#### OBJECTIVE:
Leaving out every picture, quote the data below exactly as it appears.

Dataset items
* Begin *

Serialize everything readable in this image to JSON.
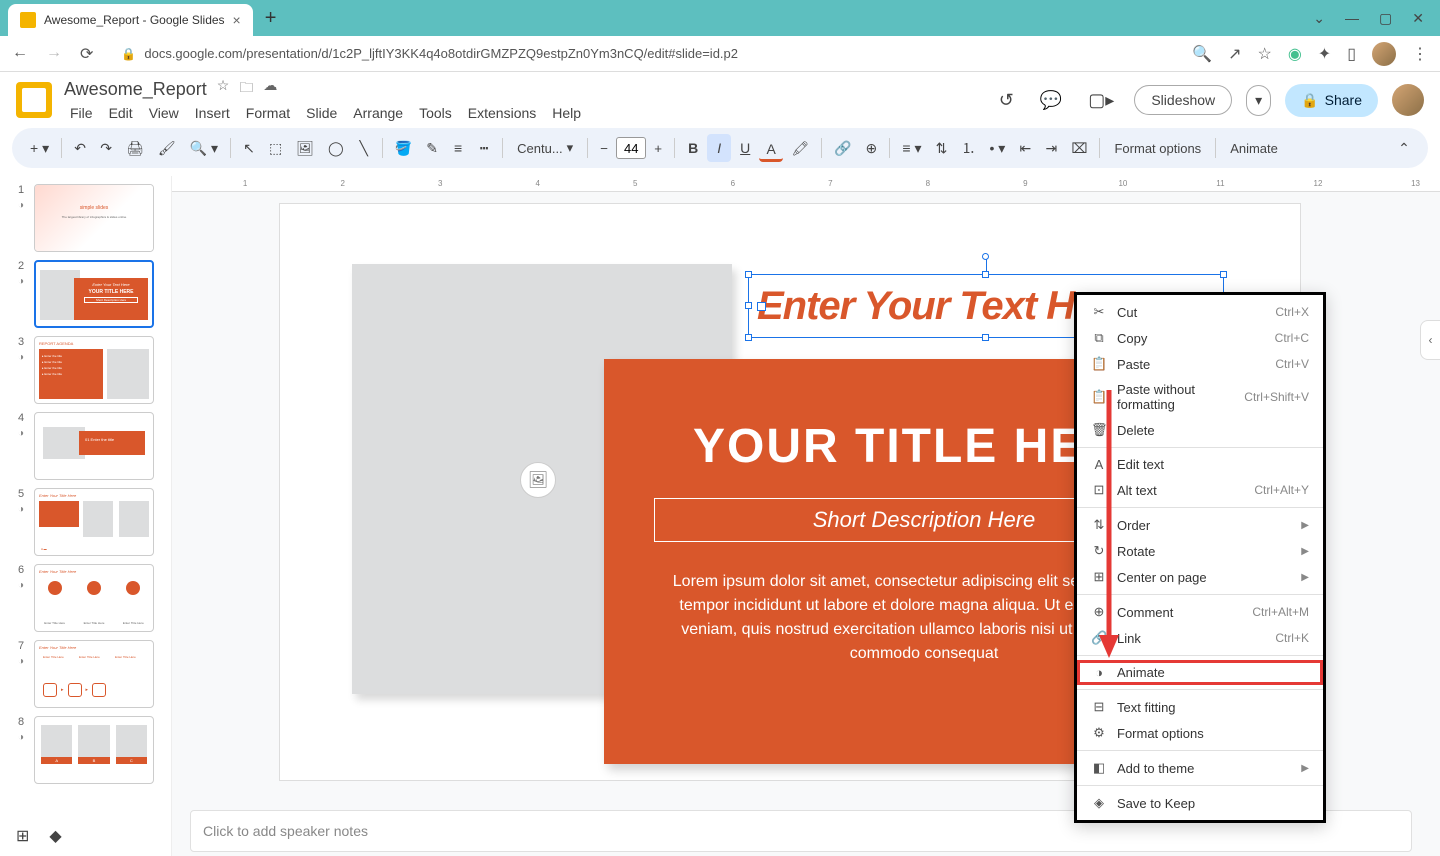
{
  "browser": {
    "tab_title": "Awesome_Report - Google Slides",
    "url": "docs.google.com/presentation/d/1c2P_ljftIY3KK4q4o8otdirGMZPZQ9estpZn0Ym3nCQ/edit#slide=id.p2"
  },
  "doc": {
    "title": "Awesome_Report",
    "menus": [
      "File",
      "Edit",
      "View",
      "Insert",
      "Format",
      "Slide",
      "Arrange",
      "Tools",
      "Extensions",
      "Help"
    ]
  },
  "header_buttons": {
    "slideshow": "Slideshow",
    "share": "Share"
  },
  "toolbar": {
    "font": "Centu...",
    "font_size": "44",
    "format_options": "Format options",
    "animate": "Animate"
  },
  "slides": [
    {
      "num": "1"
    },
    {
      "num": "2",
      "selected": true
    },
    {
      "num": "3"
    },
    {
      "num": "4"
    },
    {
      "num": "5"
    },
    {
      "num": "6"
    },
    {
      "num": "7"
    },
    {
      "num": "8"
    }
  ],
  "canvas": {
    "selected_text": "Enter Your Text Here",
    "title": "YOUR TITLE HERE",
    "subtitle": "Short Description Here",
    "body": "Lorem ipsum dolor sit amet, consectetur adipiscing elit sed do eiusmod tempor incididunt ut labore et dolore magna aliqua. Ut enim ad minim veniam, quis nostrud exercitation ullamco laboris nisi ut aliquip ex ea commodo consequat"
  },
  "notes_placeholder": "Click to add speaker notes",
  "context_menu": [
    {
      "icon": "✂",
      "label": "Cut",
      "shortcut": "Ctrl+X"
    },
    {
      "icon": "⧉",
      "label": "Copy",
      "shortcut": "Ctrl+C"
    },
    {
      "icon": "📋",
      "label": "Paste",
      "shortcut": "Ctrl+V"
    },
    {
      "icon": "📋",
      "label": "Paste without formatting",
      "shortcut": "Ctrl+Shift+V"
    },
    {
      "icon": "🗑",
      "label": "Delete"
    },
    {
      "sep": true
    },
    {
      "icon": "A",
      "label": "Edit text"
    },
    {
      "icon": "⊡",
      "label": "Alt text",
      "shortcut": "Ctrl+Alt+Y"
    },
    {
      "sep": true
    },
    {
      "icon": "⇅",
      "label": "Order",
      "submenu": true
    },
    {
      "icon": "↻",
      "label": "Rotate",
      "submenu": true
    },
    {
      "icon": "⊞",
      "label": "Center on page",
      "submenu": true
    },
    {
      "sep": true
    },
    {
      "icon": "⊕",
      "label": "Comment",
      "shortcut": "Ctrl+Alt+M"
    },
    {
      "icon": "🔗",
      "label": "Link",
      "shortcut": "Ctrl+K"
    },
    {
      "sep": true
    },
    {
      "icon": "◑",
      "label": "Animate",
      "highlight": true
    },
    {
      "sep": true
    },
    {
      "icon": "⊟",
      "label": "Text fitting"
    },
    {
      "icon": "⚙",
      "label": "Format options"
    },
    {
      "sep": true
    },
    {
      "icon": "◧",
      "label": "Add to theme",
      "submenu": true
    },
    {
      "sep": true
    },
    {
      "icon": "◈",
      "label": "Save to Keep"
    }
  ],
  "ruler_marks": [
    "",
    "1",
    "",
    "2",
    "",
    "3",
    "",
    "4",
    "",
    "5",
    "",
    "6",
    "",
    "7",
    "",
    "8",
    "",
    "9",
    "",
    "10",
    "",
    "11",
    "",
    "12",
    "",
    "13"
  ]
}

* End *

#### EXERCISE ANSWER:
Serialize everything readable in this image to JSON.
{
  "browser": {
    "tab_title": "Awesome_Report - Google Slides",
    "url": "docs.google.com/presentation/d/1c2P_ljftIY3KK4q4o8otdirGMZPZQ9estpZn0Ym3nCQ/edit#slide=id.p2"
  },
  "doc": {
    "title": "Awesome_Report",
    "menus": [
      "File",
      "Edit",
      "View",
      "Insert",
      "Format",
      "Slide",
      "Arrange",
      "Tools",
      "Extensions",
      "Help"
    ]
  },
  "header_buttons": {
    "slideshow": "Slideshow",
    "share": "Share"
  },
  "toolbar": {
    "font": "Centu...",
    "font_size": "44",
    "format_options": "Format options",
    "animate": "Animate"
  },
  "slides": [
    {
      "num": "1"
    },
    {
      "num": "2",
      "selected": true
    },
    {
      "num": "3"
    },
    {
      "num": "4"
    },
    {
      "num": "5"
    },
    {
      "num": "6"
    },
    {
      "num": "7"
    },
    {
      "num": "8"
    }
  ],
  "canvas": {
    "selected_text": "Enter Your Text Here",
    "title": "YOUR TITLE HERE",
    "subtitle": "Short Description Here",
    "body": "Lorem ipsum dolor sit amet, consectetur adipiscing elit sed do eiusmod tempor incididunt ut labore et dolore magna aliqua. Ut enim ad minim veniam, quis nostrud exercitation ullamco laboris nisi ut aliquip ex ea commodo consequat"
  },
  "notes_placeholder": "Click to add speaker notes",
  "context_menu": [
    {
      "icon": "✂",
      "label": "Cut",
      "shortcut": "Ctrl+X"
    },
    {
      "icon": "⧉",
      "label": "Copy",
      "shortcut": "Ctrl+C"
    },
    {
      "icon": "📋",
      "label": "Paste",
      "shortcut": "Ctrl+V"
    },
    {
      "icon": "📋",
      "label": "Paste without formatting",
      "shortcut": "Ctrl+Shift+V"
    },
    {
      "icon": "🗑",
      "label": "Delete"
    },
    {
      "sep": true
    },
    {
      "icon": "A",
      "label": "Edit text"
    },
    {
      "icon": "⊡",
      "label": "Alt text",
      "shortcut": "Ctrl+Alt+Y"
    },
    {
      "sep": true
    },
    {
      "icon": "⇅",
      "label": "Order",
      "submenu": true
    },
    {
      "icon": "↻",
      "label": "Rotate",
      "submenu": true
    },
    {
      "icon": "⊞",
      "label": "Center on page",
      "submenu": true
    },
    {
      "sep": true
    },
    {
      "icon": "⊕",
      "label": "Comment",
      "shortcut": "Ctrl+Alt+M"
    },
    {
      "icon": "🔗",
      "label": "Link",
      "shortcut": "Ctrl+K"
    },
    {
      "sep": true
    },
    {
      "icon": "◑",
      "label": "Animate",
      "highlight": true
    },
    {
      "sep": true
    },
    {
      "icon": "⊟",
      "label": "Text fitting"
    },
    {
      "icon": "⚙",
      "label": "Format options"
    },
    {
      "sep": true
    },
    {
      "icon": "◧",
      "label": "Add to theme",
      "submenu": true
    },
    {
      "sep": true
    },
    {
      "icon": "◈",
      "label": "Save to Keep"
    }
  ],
  "ruler_marks": [
    "",
    "1",
    "",
    "2",
    "",
    "3",
    "",
    "4",
    "",
    "5",
    "",
    "6",
    "",
    "7",
    "",
    "8",
    "",
    "9",
    "",
    "10",
    "",
    "11",
    "",
    "12",
    "",
    "13"
  ]
}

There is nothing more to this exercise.